-- Start --
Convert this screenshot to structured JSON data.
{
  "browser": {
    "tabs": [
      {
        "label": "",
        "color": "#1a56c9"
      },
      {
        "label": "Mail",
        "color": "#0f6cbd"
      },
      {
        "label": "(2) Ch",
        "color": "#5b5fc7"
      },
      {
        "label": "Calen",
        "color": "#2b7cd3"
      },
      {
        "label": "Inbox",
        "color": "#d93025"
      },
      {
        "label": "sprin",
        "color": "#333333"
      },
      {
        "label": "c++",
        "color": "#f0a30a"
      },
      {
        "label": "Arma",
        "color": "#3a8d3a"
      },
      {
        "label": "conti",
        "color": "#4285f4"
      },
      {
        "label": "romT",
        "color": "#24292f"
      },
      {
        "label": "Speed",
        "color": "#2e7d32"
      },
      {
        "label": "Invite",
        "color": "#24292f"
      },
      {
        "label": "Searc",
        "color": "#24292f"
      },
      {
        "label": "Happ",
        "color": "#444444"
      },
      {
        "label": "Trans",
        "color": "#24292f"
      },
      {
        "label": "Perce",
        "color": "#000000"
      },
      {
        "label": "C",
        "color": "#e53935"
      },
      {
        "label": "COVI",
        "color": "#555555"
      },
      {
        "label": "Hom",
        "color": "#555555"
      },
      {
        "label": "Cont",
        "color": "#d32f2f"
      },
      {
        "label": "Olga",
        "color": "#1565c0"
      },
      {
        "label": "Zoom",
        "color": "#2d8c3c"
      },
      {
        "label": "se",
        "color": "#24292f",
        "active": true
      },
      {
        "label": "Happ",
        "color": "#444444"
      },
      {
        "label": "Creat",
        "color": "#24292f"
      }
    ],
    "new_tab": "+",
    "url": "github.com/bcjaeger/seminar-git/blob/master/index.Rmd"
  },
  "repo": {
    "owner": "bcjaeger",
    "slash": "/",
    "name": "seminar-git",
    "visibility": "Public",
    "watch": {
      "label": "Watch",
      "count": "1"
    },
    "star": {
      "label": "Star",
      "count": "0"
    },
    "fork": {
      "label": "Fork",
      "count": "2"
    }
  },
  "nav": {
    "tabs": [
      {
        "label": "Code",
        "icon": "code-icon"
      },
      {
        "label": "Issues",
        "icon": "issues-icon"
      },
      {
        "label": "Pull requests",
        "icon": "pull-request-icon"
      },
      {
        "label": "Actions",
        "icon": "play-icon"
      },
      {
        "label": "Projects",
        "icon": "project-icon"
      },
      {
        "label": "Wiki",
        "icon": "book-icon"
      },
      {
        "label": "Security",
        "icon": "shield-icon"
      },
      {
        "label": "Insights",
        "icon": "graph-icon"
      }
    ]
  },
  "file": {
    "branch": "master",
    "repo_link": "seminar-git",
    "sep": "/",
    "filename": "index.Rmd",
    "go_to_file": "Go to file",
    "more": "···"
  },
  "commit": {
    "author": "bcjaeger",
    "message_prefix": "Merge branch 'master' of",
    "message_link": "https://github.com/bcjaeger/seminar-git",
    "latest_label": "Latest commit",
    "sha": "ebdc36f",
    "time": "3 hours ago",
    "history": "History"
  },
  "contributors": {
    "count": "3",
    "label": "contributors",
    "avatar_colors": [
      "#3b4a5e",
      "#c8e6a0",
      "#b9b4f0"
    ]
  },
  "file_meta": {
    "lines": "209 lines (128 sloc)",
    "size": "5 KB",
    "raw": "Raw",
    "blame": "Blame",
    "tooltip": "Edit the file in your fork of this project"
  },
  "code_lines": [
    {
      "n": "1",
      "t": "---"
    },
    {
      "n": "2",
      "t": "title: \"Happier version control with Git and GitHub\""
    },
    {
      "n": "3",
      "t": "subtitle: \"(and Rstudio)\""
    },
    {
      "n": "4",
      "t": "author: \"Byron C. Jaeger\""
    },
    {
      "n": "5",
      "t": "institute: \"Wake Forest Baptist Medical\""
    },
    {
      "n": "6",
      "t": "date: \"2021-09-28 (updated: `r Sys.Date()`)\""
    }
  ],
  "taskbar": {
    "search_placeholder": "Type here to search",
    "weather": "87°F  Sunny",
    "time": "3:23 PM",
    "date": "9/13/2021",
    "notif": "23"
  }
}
-- End --
**Exercise brief:**
List each line in the listing that contains the string "seminar".

**Answer below:**
    "url": "github.com/bcjaeger/seminar-git/blob/master/index.Rmd"
    "name": "seminar-git",
    "repo_link": "seminar-git",
    "message_link": "https://github.com/bcjaeger/seminar-git",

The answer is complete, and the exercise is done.